Materials provided start

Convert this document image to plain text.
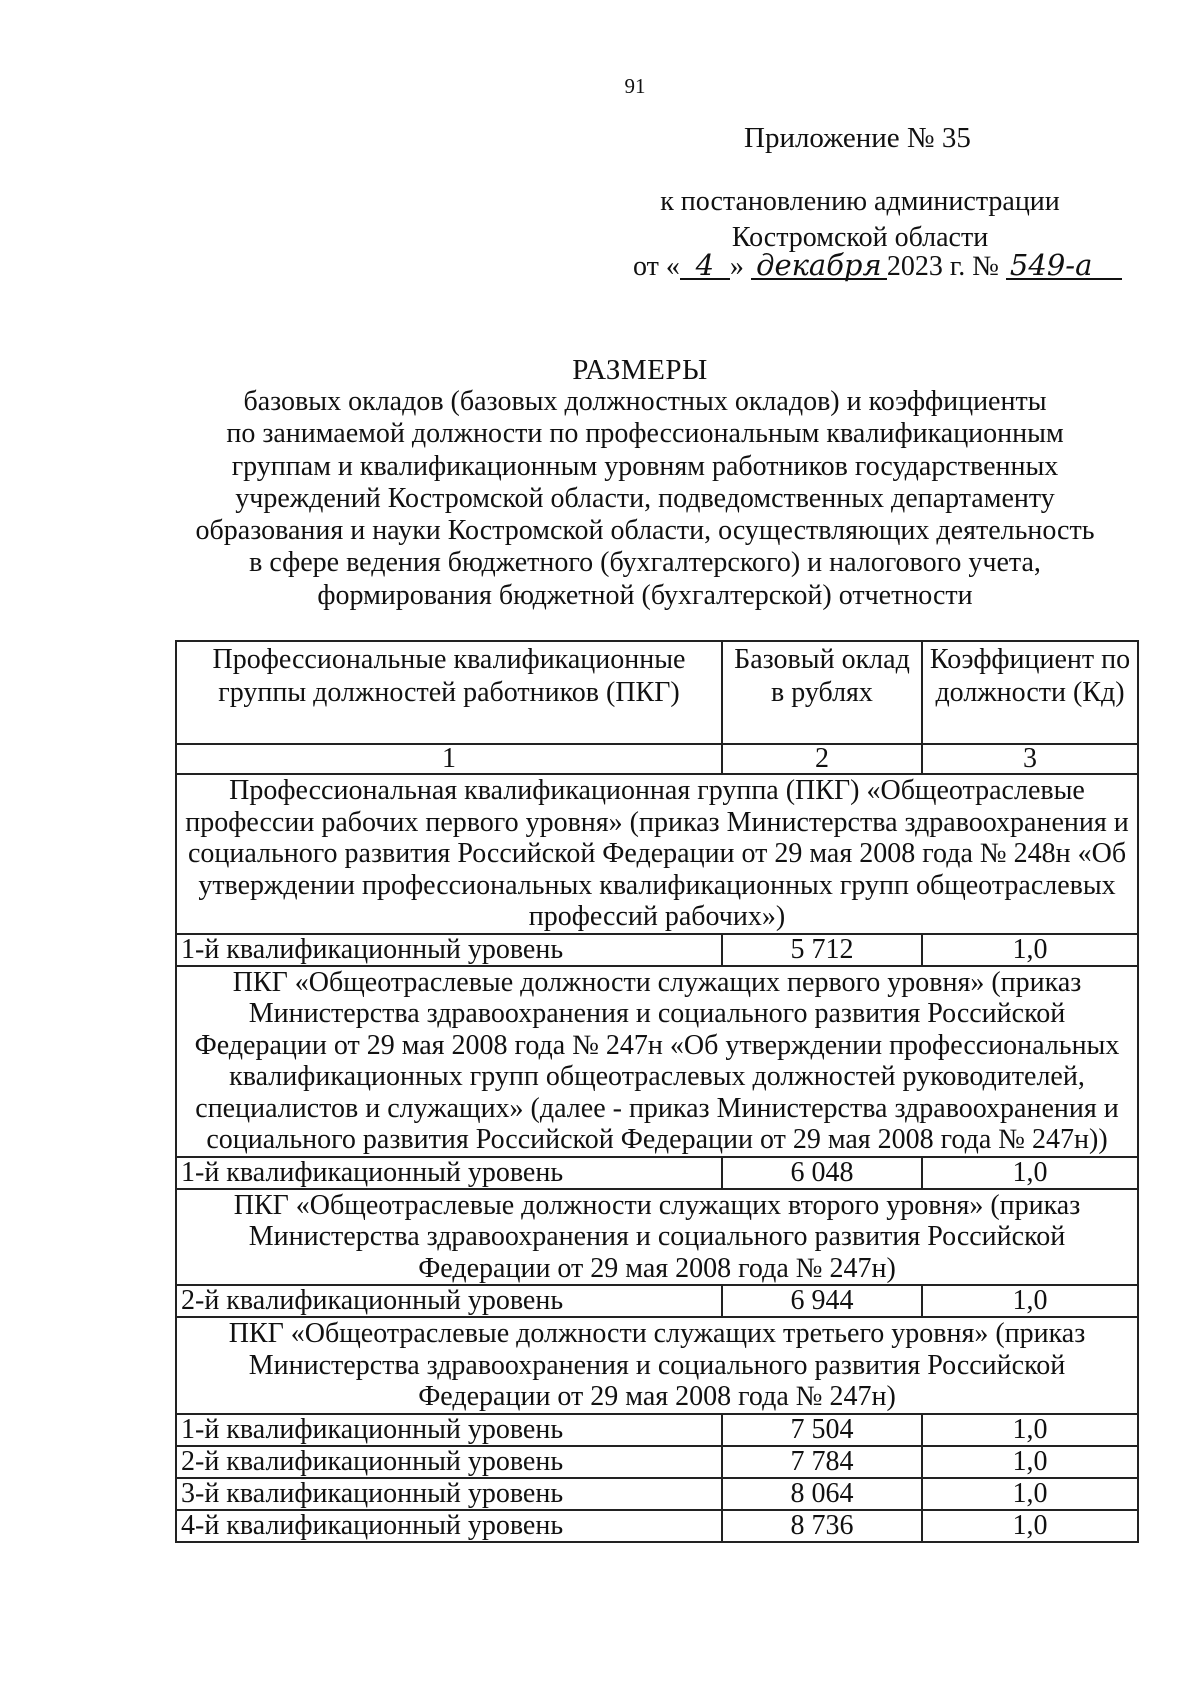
91
Приложение № 35
к постановлению администрации
Костромской области
от « 4 » декабря 2023 г. № 549-а
РАЗМЕРЫ
базовых окладов (базовых должностных окладов) и коэффициенты
по занимаемой должности по профессиональным квалификационным
группам и квалификационным уровням работников государственных
учреждений Костромской области, подведомственных департаменту
образования и науки Костромской области, осуществляющих деятельность
в сфере ведения бюджетного (бухгалтерского) и налогового учета,
формирования бюджетной (бухгалтерской) отчетности
Профессиональные квалификационные группы должностей работников (ПКГ)	Базовый оклад в рублях	Коэффициент по должности (Кд)
1	2	3
Профессиональная квалификационная группа (ПКГ) «Общеотраслевые профессии рабочих первого уровня» (приказ Министерства здравоохранения и социального развития Российской Федерации от 29 мая 2008 года № 248н «Об утверждении профессиональных квалификационных групп общеотраслевых профессий рабочих»)		
1-й квалификационный уровень	5 712	1,0
ПКГ «Общеотраслевые должности служащих первого уровня» (приказ Министерства здравоохранения и социального развития Российской Федерации от 29 мая 2008 года № 247н «Об утверждении профессиональных квалификационных групп общеотраслевых должностей руководителей, специалистов и служащих» (далее - приказ Министерства здравоохранения и социального развития Российской Федерации от 29 мая 2008 года № 247н))		
1-й квалификационный уровень	6 048	1,0
ПКГ «Общеотраслевые должности служащих второго уровня» (приказ Министерства здравоохранения и социального развития Российской Федерации от 29 мая 2008 года № 247н)		
2-й квалификационный уровень	6 944	1,0
ПКГ «Общеотраслевые должности служащих третьего уровня» (приказ Министерства здравоохранения и социального развития Российской Федерации от 29 мая 2008 года № 247н)		
1-й квалификационный уровень	7 504	1,0
2-й квалификационный уровень	7 784	1,0
3-й квалификационный уровень	8 064	1,0
4-й квалификационный уровень	8 736	1,0
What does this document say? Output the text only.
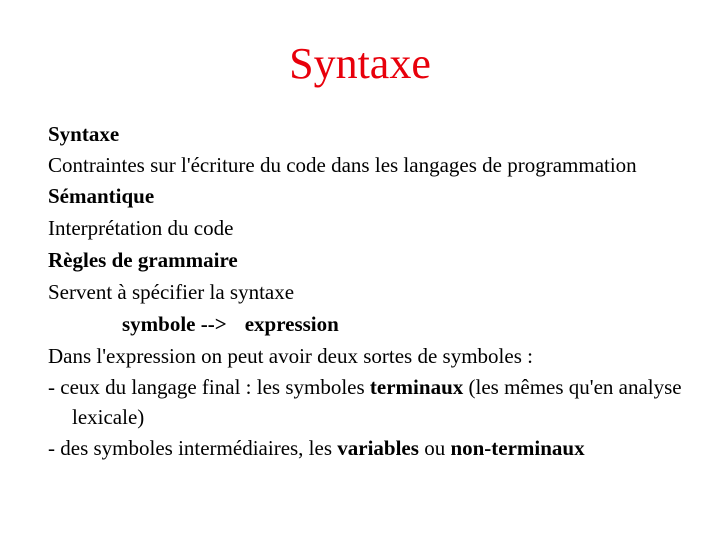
Syntaxe

Syntaxe

Contraintes sur l'écriture du code dans les langages de programmation

Sémantique

Interprétation du code

Règles de grammaire

Servent à spécifier la syntaxe

symbole --> expression

Dans l'expression on peut avoir deux sortes de symboles :

- ceux du langage final : les symboles terminaux (les mêmes qu'en analyse lexicale)

- des symboles intermédiaires, les variables ou non-terminaux
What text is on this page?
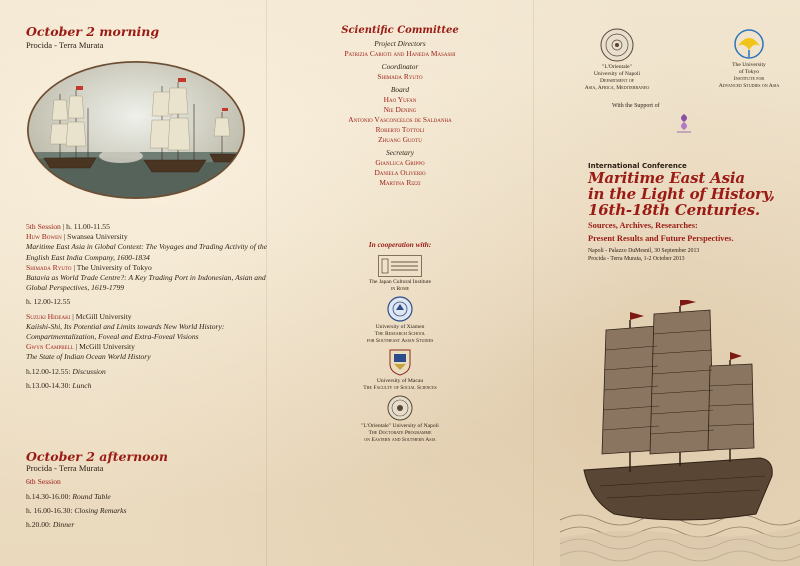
October 2 morning
Procida - Terra Murata
5th Session | h. 11.00-11.55
Huw Bowen | Swansea University
Maritime East Asia in Global Context: The Voyages and Trading Activity of the English East India Company, 1600-1834
Shimada Ryuto | The University of Tokyo
Batavia as World Trade Centre?: A Key Trading Port in Indonesian, Asian and Global Perspectives, 1619-1799
h. 12.00-12.55
Suzuki Hideaki | McGill University
Kaiishi-Shi, Its Potential and Limits towards New World History: Compartmentalization, Foveal and Extra-Foveal Visions
Gwyn Campbell | McGill University
The State of Indian Ocean World History
h.12.00-12.55: Discussion
h.13.00-14.30: Lunch
October 2 afternoon
Procida - Terra Murata
6th Session
h.14.30-16.00: Round Table
h. 16.00-16.30: Closing Remarks
h.20.00: Dinner
Scientific Committee
Project Directors
Patrizia Carioti and Haneda Masashi
Coordinator
Shimada Ryuto
Board
Hao Yufan
Nie Dening
Antonio Vasconcelos de Saldanha
Roberto Tottoli
Zhuang Guotu
Secretary
Gianluca Grippo
Daniela Oliverio
Martina Rizzi
In cooperation with:
The Japan Cultural Institute
in Rome
University of Xiamen
The Research School
for Southeast Asian Studies
University of Macau
The Faculty of Social Sciences
"L'Orientale" University of Napoli
The Doctorate Programme
on Eastern and Southern Asia
"L'Orientale"
University of Napoli
Department of
Asia, Africa, Mediterraneo
The University
of Tokyo
Institute for
Advanced Studies on Asia
With the Support of
International Conference
Maritime East Asia
in the Light of History,
16th-18th Centuries.
Sources, Archives, Researches:
Present Results and Future Perspectives.
Napoli - Palazzo DuMesnil, 30 September 2013
Procida - Terra Murata, 1-2 October 2013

Materials provided end

## Challenge
Write out, please, the lines of the listing above from the one with "What text is on this page?" through the very last, exactly as given and with no pictures.

## Completed task
What text is on this page?
October 2 morning
Procida - Terra Murata
5th Session | h. 11.00-11.55
Huw Bowen | Swansea University
Maritime East Asia in Global Context: The Voyages and Trading Activity of the English East India Company, 1600-1834
Shimada Ryuto | The University of Tokyo
Batavia as World Trade Centre?: A Key Trading Port in Indonesian, Asian and Global Perspectives, 1619-1799
h. 12.00-12.55
Suzuki Hideaki | McGill University
Kaiishi-Shi, Its Potential and Limits towards New World History: Compartmentalization, Foveal and Extra-Foveal Visions
Gwyn Campbell | McGill University
The State of Indian Ocean World History
h.12.00-12.55: Discussion
h.13.00-14.30: Lunch
October 2 afternoon
Procida - Terra Murata
6th Session
h.14.30-16.00: Round Table
h. 16.00-16.30: Closing Remarks
h.20.00: Dinner
Scientific Committee
Project Directors
Patrizia Carioti and Haneda Masashi
Coordinator
Shimada Ryuto
Board
Hao Yufan
Nie Dening
Antonio Vasconcelos de Saldanha
Roberto Tottoli
Zhuang Guotu
Secretary
Gianluca Grippo
Daniela Oliverio
Martina Rizzi
In cooperation with:
The Japan Cultural Institute
in Rome
University of Xiamen
The Research School
for Southeast Asian Studies
University of Macau
The Faculty of Social Sciences
"L'Orientale" University of Napoli
The Doctorate Programme
on Eastern and Southern Asia
"L'Orientale"
University of Napoli
Department of
Asia, Africa, Mediterraneo
The University
of Tokyo
Institute for
Advanced Studies on Asia
With the Support of
International Conference
Maritime East Asia
in the Light of History,
16th-18th Centuries.
Sources, Archives, Researches:
Present Results and Future Perspectives.
Napoli - Palazzo DuMesnil, 30 September 2013
Procida - Terra Murata, 1-2 October 2013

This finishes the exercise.